- **Goal of the exercise**
Go through the entries one line at a time, and gather every line that has the word "Suspendisse".
═══
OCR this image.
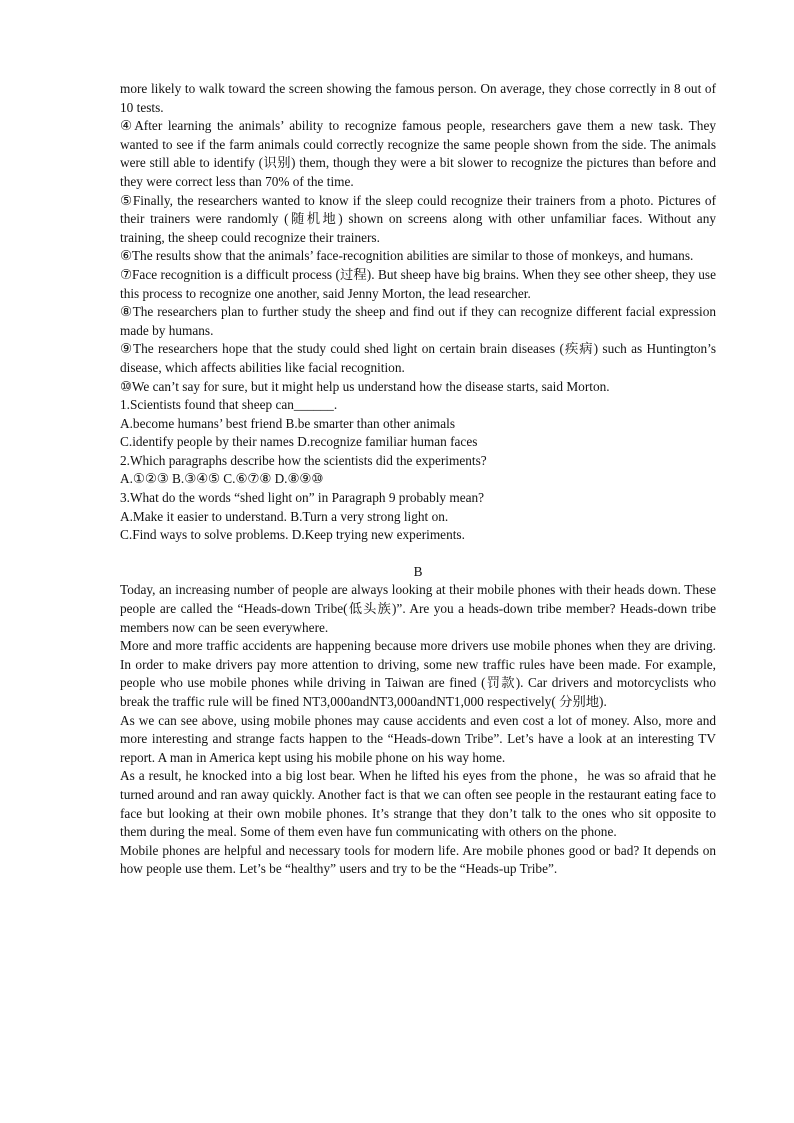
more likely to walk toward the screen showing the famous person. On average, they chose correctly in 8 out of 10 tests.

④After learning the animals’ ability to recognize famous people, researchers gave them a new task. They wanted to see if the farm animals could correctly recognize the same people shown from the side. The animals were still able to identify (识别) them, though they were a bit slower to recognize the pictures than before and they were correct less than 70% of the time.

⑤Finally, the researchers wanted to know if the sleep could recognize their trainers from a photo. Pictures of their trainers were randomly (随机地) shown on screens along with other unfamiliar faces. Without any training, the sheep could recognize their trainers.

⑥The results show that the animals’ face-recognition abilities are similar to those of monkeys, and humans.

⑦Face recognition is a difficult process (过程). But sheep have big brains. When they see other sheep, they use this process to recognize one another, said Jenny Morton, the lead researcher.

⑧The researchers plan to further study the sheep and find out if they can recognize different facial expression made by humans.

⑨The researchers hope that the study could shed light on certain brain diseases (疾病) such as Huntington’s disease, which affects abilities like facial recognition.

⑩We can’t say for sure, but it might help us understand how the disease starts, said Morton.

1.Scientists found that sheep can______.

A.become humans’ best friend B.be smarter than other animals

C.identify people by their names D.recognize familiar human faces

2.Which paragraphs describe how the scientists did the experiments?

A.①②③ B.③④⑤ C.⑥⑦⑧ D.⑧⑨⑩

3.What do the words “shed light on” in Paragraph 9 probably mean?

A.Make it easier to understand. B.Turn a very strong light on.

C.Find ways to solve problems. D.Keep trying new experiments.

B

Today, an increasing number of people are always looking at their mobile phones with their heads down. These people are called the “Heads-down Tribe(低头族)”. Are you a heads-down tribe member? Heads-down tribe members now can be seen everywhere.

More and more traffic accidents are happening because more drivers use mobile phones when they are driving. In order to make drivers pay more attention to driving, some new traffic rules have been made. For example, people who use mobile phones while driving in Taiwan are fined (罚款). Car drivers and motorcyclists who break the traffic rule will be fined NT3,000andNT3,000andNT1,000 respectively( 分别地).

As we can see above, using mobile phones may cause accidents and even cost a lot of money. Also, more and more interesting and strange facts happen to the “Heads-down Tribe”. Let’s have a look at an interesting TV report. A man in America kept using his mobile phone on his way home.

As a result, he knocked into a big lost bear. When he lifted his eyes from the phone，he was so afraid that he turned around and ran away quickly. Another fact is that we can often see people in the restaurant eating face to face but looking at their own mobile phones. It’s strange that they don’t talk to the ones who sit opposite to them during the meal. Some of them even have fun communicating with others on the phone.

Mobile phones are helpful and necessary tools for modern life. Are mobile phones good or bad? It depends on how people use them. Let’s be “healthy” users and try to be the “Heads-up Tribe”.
═══
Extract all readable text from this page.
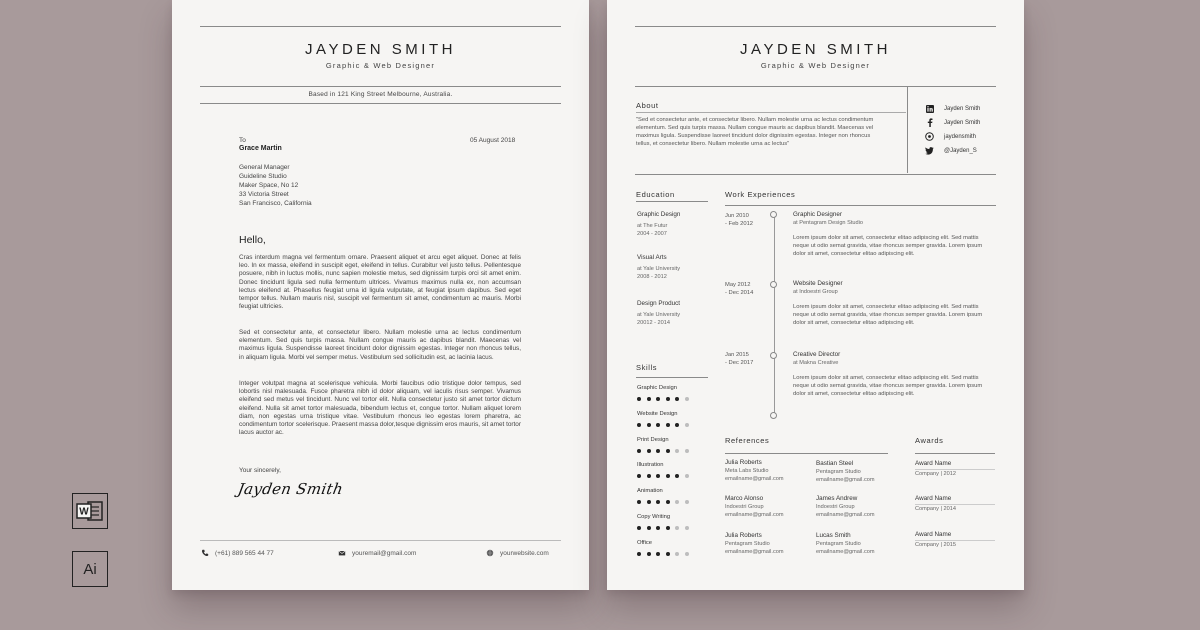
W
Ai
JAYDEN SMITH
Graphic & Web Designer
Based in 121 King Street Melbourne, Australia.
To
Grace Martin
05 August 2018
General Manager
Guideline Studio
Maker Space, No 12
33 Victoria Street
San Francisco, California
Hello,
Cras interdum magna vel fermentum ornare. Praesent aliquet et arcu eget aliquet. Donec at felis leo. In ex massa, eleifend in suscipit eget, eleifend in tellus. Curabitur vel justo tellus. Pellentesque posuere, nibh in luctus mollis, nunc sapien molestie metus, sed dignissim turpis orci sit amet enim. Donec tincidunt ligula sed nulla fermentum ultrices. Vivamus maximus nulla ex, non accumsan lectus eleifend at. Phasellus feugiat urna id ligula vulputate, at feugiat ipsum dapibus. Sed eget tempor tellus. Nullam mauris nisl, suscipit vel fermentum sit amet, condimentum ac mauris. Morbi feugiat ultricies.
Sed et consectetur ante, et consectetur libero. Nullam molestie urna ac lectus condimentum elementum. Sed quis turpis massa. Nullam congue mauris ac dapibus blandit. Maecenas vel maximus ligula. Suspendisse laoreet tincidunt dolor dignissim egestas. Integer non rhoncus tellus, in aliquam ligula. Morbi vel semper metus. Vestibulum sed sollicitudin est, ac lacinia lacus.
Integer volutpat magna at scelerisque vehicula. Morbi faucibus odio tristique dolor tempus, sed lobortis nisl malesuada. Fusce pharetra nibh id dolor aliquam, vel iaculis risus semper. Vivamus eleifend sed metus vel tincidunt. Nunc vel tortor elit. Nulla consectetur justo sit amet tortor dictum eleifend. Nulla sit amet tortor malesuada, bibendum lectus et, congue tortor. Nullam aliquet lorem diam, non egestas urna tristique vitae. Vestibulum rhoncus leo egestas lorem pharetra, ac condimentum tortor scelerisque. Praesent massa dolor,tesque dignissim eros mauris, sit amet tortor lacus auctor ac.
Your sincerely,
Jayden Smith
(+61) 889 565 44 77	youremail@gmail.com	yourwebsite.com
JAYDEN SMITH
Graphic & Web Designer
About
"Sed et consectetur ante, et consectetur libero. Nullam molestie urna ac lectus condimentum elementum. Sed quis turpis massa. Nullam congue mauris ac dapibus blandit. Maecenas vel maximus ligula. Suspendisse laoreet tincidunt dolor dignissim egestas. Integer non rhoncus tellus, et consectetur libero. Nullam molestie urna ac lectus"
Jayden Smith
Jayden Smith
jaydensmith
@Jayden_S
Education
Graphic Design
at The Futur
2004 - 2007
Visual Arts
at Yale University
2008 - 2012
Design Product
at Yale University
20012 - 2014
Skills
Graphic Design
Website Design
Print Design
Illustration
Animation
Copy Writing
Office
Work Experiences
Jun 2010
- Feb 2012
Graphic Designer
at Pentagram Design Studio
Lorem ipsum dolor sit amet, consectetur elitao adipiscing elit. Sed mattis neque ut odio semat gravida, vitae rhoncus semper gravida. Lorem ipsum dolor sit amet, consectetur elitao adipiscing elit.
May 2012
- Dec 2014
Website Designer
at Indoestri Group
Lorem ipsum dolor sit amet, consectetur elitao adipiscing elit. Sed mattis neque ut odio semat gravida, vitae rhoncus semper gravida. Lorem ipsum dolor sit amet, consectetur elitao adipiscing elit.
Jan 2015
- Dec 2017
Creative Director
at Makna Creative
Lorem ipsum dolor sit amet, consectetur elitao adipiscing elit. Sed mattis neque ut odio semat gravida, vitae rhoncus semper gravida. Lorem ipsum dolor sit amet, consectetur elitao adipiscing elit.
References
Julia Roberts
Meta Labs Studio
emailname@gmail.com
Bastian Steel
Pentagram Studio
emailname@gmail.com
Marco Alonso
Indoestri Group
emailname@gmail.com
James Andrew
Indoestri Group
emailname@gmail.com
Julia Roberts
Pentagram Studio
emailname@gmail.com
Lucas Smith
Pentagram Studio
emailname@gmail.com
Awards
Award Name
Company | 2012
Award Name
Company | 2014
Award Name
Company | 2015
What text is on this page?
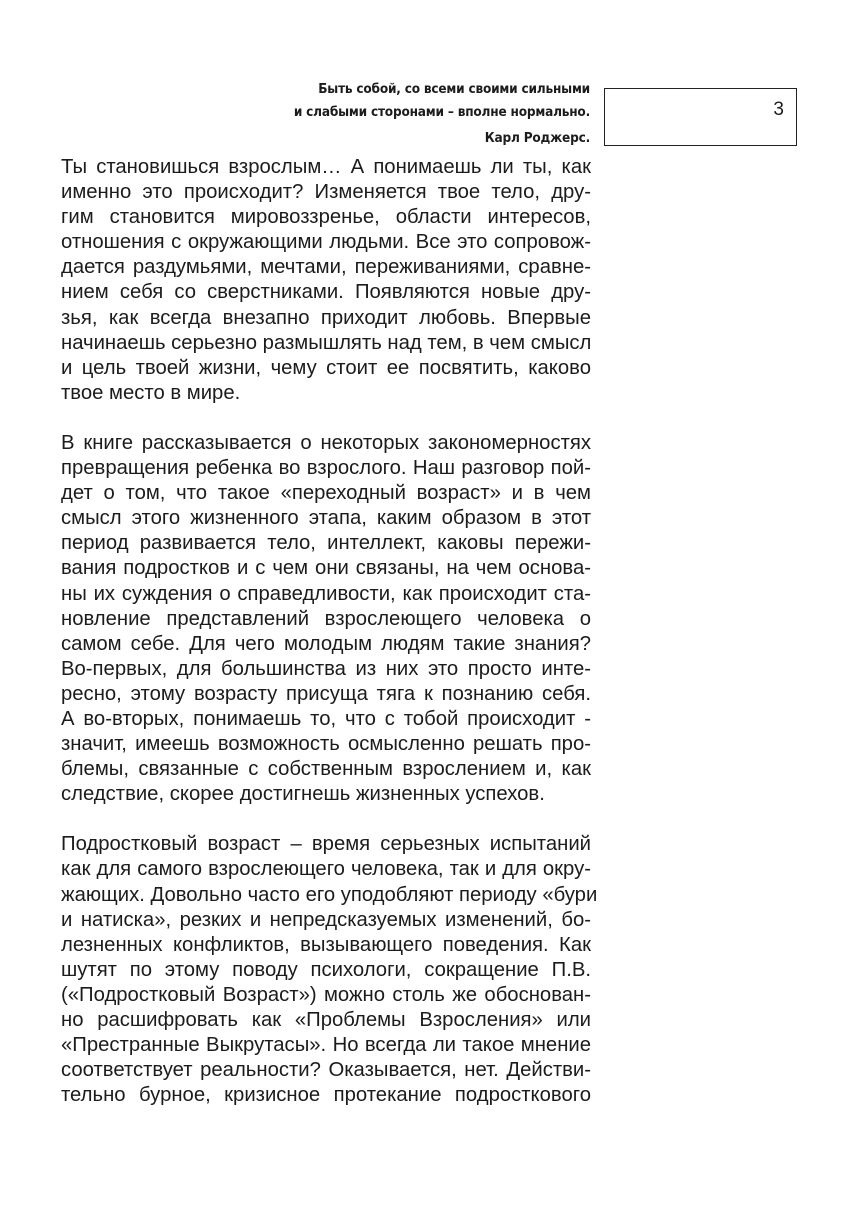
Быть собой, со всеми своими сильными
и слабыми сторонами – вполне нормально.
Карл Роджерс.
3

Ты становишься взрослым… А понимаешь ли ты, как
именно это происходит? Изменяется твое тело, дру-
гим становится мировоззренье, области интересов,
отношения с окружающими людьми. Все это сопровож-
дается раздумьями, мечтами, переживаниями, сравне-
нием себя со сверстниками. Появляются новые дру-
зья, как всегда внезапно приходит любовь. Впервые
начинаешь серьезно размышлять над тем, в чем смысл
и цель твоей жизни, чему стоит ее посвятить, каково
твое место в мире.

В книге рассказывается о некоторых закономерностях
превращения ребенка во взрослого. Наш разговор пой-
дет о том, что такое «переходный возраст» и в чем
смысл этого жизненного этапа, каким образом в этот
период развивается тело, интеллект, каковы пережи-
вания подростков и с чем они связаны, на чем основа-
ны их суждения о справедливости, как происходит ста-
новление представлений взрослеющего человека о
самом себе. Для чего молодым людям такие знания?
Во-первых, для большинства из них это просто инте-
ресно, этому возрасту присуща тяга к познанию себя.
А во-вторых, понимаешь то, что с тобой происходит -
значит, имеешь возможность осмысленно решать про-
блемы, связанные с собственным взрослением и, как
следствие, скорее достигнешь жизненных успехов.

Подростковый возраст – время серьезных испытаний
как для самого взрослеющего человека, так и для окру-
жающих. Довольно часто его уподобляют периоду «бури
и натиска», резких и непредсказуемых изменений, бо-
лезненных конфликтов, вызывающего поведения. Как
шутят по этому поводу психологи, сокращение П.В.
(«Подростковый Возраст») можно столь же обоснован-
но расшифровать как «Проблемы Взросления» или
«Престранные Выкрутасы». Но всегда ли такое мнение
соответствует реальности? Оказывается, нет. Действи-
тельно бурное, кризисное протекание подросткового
═══
- **Final answer**
Sed et consectetur ante, et consectetur libero. Nullam molestie urna ac lectus condimentum elementum. Sed quis turpis massa. Nullam congue mauris ac dapibus blandit. Maecenas vel maximus ligula. Suspendisse laoreet tincidunt dolor dignissim egestas. Integer non rhoncus tellus, in aliquam ligula. Morbi vel semper metus. Vestibulum sed sollicitudin est, ac lacinia lacus.
"Sed et consectetur ante, et consectetur libero. Nullam molestie urna ac lectus condimentum elementum. Sed quis turpis massa. Nullam congue mauris ac dapibus blandit. Maecenas vel maximus ligula. Suspendisse laoreet tincidunt dolor dignissim egestas. Integer non rhoncus tellus, et consectetur libero. Nullam molestie urna ac lectus"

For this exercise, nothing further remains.